(Records supplied)
________
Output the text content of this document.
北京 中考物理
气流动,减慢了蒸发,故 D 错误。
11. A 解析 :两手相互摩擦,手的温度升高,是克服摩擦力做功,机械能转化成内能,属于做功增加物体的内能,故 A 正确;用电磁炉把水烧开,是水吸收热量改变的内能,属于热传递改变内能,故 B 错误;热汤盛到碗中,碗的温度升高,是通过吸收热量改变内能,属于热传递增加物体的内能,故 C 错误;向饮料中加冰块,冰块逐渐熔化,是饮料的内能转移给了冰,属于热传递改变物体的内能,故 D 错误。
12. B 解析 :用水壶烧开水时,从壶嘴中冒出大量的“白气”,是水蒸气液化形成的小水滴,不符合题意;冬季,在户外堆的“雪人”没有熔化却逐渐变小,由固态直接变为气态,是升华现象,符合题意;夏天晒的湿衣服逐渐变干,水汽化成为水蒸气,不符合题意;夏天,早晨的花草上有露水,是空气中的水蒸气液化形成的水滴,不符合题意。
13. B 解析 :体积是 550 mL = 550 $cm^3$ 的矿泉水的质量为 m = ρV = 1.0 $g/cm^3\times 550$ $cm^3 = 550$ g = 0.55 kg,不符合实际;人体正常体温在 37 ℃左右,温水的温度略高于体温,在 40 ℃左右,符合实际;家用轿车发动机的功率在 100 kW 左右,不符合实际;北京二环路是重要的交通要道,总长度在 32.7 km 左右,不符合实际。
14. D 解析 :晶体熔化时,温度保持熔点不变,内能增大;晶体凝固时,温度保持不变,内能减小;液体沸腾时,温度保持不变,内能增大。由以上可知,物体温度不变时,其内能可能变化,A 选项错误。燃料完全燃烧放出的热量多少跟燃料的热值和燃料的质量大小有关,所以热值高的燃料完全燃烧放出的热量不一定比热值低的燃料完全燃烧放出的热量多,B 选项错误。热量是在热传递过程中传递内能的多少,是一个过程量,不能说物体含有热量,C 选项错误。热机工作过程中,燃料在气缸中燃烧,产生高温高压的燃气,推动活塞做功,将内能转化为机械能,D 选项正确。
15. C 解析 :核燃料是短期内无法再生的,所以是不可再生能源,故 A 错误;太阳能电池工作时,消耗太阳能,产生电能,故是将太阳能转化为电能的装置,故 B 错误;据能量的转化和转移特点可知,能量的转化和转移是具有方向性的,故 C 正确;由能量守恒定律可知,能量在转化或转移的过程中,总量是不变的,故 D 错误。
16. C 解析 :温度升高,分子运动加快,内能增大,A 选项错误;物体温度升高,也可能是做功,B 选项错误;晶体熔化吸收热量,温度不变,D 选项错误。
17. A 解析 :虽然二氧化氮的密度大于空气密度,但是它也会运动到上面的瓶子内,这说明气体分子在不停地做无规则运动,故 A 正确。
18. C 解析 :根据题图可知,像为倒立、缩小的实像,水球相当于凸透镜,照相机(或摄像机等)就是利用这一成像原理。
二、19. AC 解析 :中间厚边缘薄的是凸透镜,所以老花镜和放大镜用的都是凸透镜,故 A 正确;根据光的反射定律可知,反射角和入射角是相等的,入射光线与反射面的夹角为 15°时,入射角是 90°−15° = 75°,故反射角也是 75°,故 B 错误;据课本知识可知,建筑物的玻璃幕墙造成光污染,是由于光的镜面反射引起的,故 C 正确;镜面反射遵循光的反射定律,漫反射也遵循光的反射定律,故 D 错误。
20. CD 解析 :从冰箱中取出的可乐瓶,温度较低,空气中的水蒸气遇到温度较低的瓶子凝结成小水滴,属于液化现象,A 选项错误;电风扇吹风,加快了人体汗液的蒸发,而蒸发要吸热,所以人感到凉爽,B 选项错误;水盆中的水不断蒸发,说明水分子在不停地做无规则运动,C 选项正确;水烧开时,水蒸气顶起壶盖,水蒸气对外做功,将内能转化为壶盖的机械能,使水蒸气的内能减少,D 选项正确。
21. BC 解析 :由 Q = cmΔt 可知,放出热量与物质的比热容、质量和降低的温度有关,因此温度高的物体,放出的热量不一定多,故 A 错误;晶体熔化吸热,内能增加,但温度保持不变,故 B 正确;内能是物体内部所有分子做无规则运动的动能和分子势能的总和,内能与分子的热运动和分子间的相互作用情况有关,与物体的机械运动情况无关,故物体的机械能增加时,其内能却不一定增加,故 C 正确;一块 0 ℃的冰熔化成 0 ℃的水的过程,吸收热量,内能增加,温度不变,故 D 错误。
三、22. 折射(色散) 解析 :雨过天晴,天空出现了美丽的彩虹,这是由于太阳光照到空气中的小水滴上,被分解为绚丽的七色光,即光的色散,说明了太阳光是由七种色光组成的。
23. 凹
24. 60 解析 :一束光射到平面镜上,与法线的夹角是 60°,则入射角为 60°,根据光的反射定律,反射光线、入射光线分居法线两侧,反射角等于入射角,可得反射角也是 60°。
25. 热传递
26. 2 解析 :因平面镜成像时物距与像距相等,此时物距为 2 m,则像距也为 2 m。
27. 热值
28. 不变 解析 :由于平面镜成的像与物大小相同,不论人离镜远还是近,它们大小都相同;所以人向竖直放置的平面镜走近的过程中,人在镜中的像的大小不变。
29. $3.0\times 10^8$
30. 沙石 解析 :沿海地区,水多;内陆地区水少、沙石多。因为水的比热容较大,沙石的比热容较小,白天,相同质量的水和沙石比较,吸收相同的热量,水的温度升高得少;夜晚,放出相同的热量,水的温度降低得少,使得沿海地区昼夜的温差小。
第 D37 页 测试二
________
(Challenge)
Output the entries exactly.

(Exercise response)
Output the text content of this document.
北京 中考物理
气流动,减慢了蒸发,故 D 错误。
11. A 解析 :两手相互摩擦,手的温度升高,是克服摩擦力做功,机械能转化成内能,属于做功增加物体的内能,故 A 正确;用电磁炉把水烧开,是水吸收热量改变的内能,属于热传递改变内能,故 B 错误;热汤盛到碗中,碗的温度升高,是通过吸收热量改变内能,属于热传递增加物体的内能,故 C 错误;向饮料中加冰块,冰块逐渐熔化,是饮料的内能转移给了冰,属于热传递改变物体的内能,故 D 错误。
12. B 解析 :用水壶烧开水时,从壶嘴中冒出大量的“白气”,是水蒸气液化形成的小水滴,不符合题意;冬季,在户外堆的“雪人”没有熔化却逐渐变小,由固态直接变为气态,是升华现象,符合题意;夏天晒的湿衣服逐渐变干,水汽化成为水蒸气,不符合题意;夏天,早晨的花草上有露水,是空气中的水蒸气液化形成的水滴,不符合题意。
13. B 解析 :体积是 550 mL = 550 $cm^3$ 的矿泉水的质量为 m = ρV = 1.0 $g/cm^3\times 550$ $cm^3 = 550$ g = 0.55 kg,不符合实际;人体正常体温在 37 ℃左右,温水的温度略高于体温,在 40 ℃左右,符合实际;家用轿车发动机的功率在 100 kW 左右,不符合实际;北京二环路是重要的交通要道,总长度在 32.7 km 左右,不符合实际。
14. D 解析 :晶体熔化时,温度保持熔点不变,内能增大;晶体凝固时,温度保持不变,内能减小;液体沸腾时,温度保持不变,内能增大。由以上可知,物体温度不变时,其内能可能变化,A 选项错误。燃料完全燃烧放出的热量多少跟燃料的热值和燃料的质量大小有关,所以热值高的燃料完全燃烧放出的热量不一定比热值低的燃料完全燃烧放出的热量多,B 选项错误。热量是在热传递过程中传递内能的多少,是一个过程量,不能说物体含有热量,C 选项错误。热机工作过程中,燃料在气缸中燃烧,产生高温高压的燃气,推动活塞做功,将内能转化为机械能,D 选项正确。
15. C 解析 :核燃料是短期内无法再生的,所以是不可再生能源,故 A 错误;太阳能电池工作时,消耗太阳能,产生电能,故是将太阳能转化为电能的装置,故 B 错误;据能量的转化和转移特点可知,能量的转化和转移是具有方向性的,故 C 正确;由能量守恒定律可知,能量在转化或转移的过程中,总量是不变的,故 D 错误。
16. C 解析 :温度升高,分子运动加快,内能增大,A 选项错误;物体温度升高,也可能是做功,B 选项错误;晶体熔化吸收热量,温度不变,D 选项错误。
17. A 解析 :虽然二氧化氮的密度大于空气密度,但是它也会运动到上面的瓶子内,这说明气体分子在不停地做无规则运动,故 A 正确。
18. C 解析 :根据题图可知,像为倒立、缩小的实像,水球相当于凸透镜,照相机(或摄像机等)就是利用这一成像原理。
二、19. AC 解析 :中间厚边缘薄的是凸透镜,所以老花镜和放大镜用的都是凸透镜,故 A 正确;根据光的反射定律可知,反射角和入射角是相等的,入射光线与反射面的夹角为 15°时,入射角是 90°−15° = 75°,故反射角也是 75°,故 B 错误;据课本知识可知,建筑物的玻璃幕墙造成光污染,是由于光的镜面反射引起的,故 C 正确;镜面反射遵循光的反射定律,漫反射也遵循光的反射定律,故 D 错误。
20. CD 解析 :从冰箱中取出的可乐瓶,温度较低,空气中的水蒸气遇到温度较低的瓶子凝结成小水滴,属于液化现象,A 选项错误;电风扇吹风,加快了人体汗液的蒸发,而蒸发要吸热,所以人感到凉爽,B 选项错误;水盆中的水不断蒸发,说明水分子在不停地做无规则运动,C 选项正确;水烧开时,水蒸气顶起壶盖,水蒸气对外做功,将内能转化为壶盖的机械能,使水蒸气的内能减少,D 选项正确。
21. BC 解析 :由 Q = cmΔt 可知,放出热量与物质的比热容、质量和降低的温度有关,因此温度高的物体,放出的热量不一定多,故 A 错误;晶体熔化吸热,内能增加,但温度保持不变,故 B 正确;内能是物体内部所有分子做无规则运动的动能和分子势能的总和,内能与分子的热运动和分子间的相互作用情况有关,与物体的机械运动情况无关,故物体的机械能增加时,其内能却不一定增加,故 C 正确;一块 0 ℃的冰熔化成 0 ℃的水的过程,吸收热量,内能增加,温度不变,故 D 错误。
三、22. 折射(色散) 解析 :雨过天晴,天空出现了美丽的彩虹,这是由于太阳光照到空气中的小水滴上,被分解为绚丽的七色光,即光的色散,说明了太阳光是由七种色光组成的。
23. 凹
24. 60 解析 :一束光射到平面镜上,与法线的夹角是 60°,则入射角为 60°,根据光的反射定律,反射光线、入射光线分居法线两侧,反射角等于入射角,可得反射角也是 60°。
25. 热传递
26. 2 解析 :因平面镜成像时物距与像距相等,此时物距为 2 m,则像距也为 2 m。
27. 热值
28. 不变 解析 :由于平面镜成的像与物大小相同,不论人离镜远还是近,它们大小都相同;所以人向竖直放置的平面镜走近的过程中,人在镜中的像的大小不变。
29. $3.0\times 10^8$
30. 沙石 解析 :沿海地区,水多;内陆地区水少、沙石多。因为水的比热容较大,沙石的比热容较小,白天,相同质量的水和沙石比较,吸收相同的热量,水的温度升高得少;夜晚,放出相同的热量,水的温度降低得少,使得沿海地区昼夜的温差小。
第 D37 页 测试二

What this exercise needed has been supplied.